## Aim of the task:
Count every line in the following entries where the word "Total" appears. Give the count alone.

======== The input

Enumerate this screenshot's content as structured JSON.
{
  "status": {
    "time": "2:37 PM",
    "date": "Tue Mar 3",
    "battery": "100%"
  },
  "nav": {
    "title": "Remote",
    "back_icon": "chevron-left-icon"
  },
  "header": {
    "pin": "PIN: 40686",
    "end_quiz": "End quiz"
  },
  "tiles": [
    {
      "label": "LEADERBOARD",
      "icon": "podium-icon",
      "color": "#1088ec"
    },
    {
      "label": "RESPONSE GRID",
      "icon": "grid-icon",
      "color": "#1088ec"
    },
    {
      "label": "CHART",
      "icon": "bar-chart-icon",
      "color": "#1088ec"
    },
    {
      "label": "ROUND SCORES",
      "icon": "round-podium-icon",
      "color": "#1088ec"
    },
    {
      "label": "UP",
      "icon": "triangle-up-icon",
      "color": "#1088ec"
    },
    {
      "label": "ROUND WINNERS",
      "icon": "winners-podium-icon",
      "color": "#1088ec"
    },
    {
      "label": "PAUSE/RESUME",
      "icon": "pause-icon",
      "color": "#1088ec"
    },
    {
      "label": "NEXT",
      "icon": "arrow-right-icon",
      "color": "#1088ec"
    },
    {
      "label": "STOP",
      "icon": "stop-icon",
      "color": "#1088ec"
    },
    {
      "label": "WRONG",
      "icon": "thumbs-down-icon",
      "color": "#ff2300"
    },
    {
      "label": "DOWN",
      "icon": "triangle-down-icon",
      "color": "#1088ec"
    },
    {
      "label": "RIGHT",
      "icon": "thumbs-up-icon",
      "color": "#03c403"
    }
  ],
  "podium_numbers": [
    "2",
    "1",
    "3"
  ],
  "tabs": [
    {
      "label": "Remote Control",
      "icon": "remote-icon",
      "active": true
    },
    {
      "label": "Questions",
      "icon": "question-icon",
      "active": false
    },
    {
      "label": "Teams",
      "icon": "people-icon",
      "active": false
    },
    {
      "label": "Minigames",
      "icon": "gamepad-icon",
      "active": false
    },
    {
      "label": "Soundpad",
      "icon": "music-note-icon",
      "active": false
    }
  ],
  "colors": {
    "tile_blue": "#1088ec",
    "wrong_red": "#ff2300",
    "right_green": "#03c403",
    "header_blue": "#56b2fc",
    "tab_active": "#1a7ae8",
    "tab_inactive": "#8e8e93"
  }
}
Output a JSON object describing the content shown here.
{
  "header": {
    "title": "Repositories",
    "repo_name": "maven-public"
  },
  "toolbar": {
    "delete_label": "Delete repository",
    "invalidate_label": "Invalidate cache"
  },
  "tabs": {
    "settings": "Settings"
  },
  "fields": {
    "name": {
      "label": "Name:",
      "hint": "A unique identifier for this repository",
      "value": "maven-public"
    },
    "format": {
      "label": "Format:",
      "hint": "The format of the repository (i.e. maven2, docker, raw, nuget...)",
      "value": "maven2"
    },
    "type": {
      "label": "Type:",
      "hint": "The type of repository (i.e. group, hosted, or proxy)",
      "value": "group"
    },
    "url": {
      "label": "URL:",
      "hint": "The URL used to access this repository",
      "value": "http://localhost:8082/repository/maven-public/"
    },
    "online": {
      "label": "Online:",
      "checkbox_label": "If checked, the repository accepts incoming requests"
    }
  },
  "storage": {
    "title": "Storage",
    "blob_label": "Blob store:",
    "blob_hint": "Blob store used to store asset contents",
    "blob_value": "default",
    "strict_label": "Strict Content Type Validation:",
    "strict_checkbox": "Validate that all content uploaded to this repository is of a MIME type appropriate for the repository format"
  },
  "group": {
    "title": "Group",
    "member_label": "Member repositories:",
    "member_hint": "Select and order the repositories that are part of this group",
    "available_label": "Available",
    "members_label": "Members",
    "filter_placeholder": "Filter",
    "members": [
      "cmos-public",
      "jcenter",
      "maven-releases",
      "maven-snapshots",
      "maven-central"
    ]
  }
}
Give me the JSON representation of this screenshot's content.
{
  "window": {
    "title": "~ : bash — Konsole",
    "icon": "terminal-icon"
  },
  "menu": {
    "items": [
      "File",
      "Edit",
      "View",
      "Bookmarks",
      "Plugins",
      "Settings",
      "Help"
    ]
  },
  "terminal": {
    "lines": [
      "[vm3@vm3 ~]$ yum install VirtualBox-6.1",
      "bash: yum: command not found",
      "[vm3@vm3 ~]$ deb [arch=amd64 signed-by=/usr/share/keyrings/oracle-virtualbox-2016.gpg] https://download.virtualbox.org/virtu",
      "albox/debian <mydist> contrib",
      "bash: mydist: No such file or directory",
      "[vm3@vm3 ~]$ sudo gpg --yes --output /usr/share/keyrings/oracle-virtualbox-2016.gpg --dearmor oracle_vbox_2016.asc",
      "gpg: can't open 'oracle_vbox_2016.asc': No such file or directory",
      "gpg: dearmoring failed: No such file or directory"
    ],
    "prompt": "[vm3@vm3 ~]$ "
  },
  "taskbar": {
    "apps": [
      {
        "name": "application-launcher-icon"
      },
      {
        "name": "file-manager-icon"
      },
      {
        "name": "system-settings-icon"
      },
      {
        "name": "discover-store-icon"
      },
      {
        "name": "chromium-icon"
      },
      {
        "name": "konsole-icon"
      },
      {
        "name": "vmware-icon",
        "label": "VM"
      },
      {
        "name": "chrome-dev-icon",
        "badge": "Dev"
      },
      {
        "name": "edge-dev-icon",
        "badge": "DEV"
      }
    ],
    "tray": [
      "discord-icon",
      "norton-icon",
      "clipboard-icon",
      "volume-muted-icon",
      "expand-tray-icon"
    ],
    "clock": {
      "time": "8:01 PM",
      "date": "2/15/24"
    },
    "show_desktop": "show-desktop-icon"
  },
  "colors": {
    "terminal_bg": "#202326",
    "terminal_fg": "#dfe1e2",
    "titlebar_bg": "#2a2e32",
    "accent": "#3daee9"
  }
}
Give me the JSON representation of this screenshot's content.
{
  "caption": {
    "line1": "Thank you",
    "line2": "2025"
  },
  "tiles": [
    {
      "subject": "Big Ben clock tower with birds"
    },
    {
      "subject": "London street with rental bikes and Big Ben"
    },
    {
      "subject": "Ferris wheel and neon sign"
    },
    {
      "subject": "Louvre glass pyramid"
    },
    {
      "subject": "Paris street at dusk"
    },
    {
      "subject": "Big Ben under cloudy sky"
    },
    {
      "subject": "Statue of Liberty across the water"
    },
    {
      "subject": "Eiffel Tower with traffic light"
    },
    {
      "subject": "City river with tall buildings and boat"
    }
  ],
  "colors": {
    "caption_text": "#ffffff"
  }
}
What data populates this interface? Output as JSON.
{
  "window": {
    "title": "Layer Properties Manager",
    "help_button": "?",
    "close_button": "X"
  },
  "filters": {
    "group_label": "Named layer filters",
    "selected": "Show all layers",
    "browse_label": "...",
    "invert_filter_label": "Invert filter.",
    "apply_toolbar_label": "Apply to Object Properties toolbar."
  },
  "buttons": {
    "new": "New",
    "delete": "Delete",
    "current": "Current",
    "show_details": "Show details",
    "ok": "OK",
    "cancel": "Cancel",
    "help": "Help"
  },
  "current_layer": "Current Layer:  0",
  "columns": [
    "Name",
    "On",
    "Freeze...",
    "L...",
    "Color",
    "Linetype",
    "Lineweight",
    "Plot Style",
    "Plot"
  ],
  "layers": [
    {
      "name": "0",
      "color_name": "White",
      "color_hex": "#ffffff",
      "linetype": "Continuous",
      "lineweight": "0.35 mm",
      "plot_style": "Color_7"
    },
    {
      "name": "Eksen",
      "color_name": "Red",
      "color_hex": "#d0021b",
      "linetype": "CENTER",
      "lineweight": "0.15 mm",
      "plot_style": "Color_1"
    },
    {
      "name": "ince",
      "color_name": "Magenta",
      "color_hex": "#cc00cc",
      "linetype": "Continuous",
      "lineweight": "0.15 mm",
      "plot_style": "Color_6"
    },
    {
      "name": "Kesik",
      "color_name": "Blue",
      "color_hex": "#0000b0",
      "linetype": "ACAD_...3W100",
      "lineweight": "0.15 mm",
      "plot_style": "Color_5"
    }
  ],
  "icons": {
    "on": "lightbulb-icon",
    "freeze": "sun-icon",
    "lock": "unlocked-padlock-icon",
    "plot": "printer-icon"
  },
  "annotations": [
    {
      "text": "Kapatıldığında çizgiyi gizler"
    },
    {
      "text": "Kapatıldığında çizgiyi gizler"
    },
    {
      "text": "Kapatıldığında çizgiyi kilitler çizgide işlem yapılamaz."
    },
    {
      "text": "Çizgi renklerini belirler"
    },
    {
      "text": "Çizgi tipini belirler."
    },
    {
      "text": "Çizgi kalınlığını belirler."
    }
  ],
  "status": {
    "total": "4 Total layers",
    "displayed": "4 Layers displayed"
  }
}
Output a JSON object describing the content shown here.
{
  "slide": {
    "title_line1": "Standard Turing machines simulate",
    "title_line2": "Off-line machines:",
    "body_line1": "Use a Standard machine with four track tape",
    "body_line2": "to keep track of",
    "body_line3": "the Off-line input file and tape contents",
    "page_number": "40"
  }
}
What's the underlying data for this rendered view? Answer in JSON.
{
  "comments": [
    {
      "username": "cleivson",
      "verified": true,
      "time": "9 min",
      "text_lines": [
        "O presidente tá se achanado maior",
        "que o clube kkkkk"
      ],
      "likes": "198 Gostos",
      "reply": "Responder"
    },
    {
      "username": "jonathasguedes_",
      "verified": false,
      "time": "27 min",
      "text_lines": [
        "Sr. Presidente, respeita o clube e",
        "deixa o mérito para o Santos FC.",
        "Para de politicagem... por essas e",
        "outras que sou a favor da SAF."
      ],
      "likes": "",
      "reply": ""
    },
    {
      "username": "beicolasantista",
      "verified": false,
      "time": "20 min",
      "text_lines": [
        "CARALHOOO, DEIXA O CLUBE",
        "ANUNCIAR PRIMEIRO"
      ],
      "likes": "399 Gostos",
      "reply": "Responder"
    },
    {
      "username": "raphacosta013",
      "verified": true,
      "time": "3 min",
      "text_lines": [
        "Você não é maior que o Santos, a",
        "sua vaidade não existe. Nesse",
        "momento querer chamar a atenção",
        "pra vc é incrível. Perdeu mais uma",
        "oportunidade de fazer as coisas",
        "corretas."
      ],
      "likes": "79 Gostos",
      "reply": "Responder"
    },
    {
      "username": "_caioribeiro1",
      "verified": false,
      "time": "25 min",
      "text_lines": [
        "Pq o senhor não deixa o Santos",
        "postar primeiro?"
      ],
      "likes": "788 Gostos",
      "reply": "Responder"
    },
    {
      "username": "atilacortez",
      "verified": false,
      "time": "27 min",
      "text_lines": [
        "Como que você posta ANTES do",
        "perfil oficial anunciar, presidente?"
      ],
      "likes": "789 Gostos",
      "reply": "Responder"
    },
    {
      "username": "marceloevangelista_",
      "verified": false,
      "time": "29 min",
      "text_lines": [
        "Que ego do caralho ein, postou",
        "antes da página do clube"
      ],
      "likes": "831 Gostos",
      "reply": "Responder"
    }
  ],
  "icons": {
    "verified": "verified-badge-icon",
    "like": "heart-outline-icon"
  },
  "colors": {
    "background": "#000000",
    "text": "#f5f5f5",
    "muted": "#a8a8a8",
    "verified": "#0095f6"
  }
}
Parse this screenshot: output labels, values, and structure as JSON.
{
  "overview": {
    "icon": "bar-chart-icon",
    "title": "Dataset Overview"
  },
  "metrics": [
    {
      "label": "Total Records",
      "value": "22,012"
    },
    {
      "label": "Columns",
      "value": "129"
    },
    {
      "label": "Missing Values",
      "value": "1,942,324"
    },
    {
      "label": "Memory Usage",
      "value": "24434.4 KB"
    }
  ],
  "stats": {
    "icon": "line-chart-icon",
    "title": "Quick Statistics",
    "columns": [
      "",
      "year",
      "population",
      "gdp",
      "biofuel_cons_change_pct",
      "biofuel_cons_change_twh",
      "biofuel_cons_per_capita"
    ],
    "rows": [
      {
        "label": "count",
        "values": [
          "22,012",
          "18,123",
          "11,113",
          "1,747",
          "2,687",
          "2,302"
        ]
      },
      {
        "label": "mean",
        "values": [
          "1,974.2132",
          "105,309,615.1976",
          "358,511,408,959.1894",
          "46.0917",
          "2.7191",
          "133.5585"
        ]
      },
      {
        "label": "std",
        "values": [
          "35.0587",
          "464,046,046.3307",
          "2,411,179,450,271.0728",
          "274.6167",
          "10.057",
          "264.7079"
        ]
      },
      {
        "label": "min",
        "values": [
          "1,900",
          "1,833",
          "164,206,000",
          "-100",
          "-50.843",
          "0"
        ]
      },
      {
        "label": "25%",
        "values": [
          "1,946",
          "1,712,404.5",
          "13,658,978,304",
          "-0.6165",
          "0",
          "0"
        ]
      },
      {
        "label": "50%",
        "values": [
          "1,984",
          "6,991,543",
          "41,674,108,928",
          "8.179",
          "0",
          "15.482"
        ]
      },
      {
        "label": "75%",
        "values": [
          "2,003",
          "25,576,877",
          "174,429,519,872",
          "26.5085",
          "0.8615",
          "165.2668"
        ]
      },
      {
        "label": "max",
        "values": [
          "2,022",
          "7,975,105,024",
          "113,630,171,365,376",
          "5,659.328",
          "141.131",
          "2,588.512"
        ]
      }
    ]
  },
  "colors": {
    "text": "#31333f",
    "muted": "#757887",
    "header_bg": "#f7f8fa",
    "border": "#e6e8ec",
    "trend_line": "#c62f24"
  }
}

================

## Solution:
2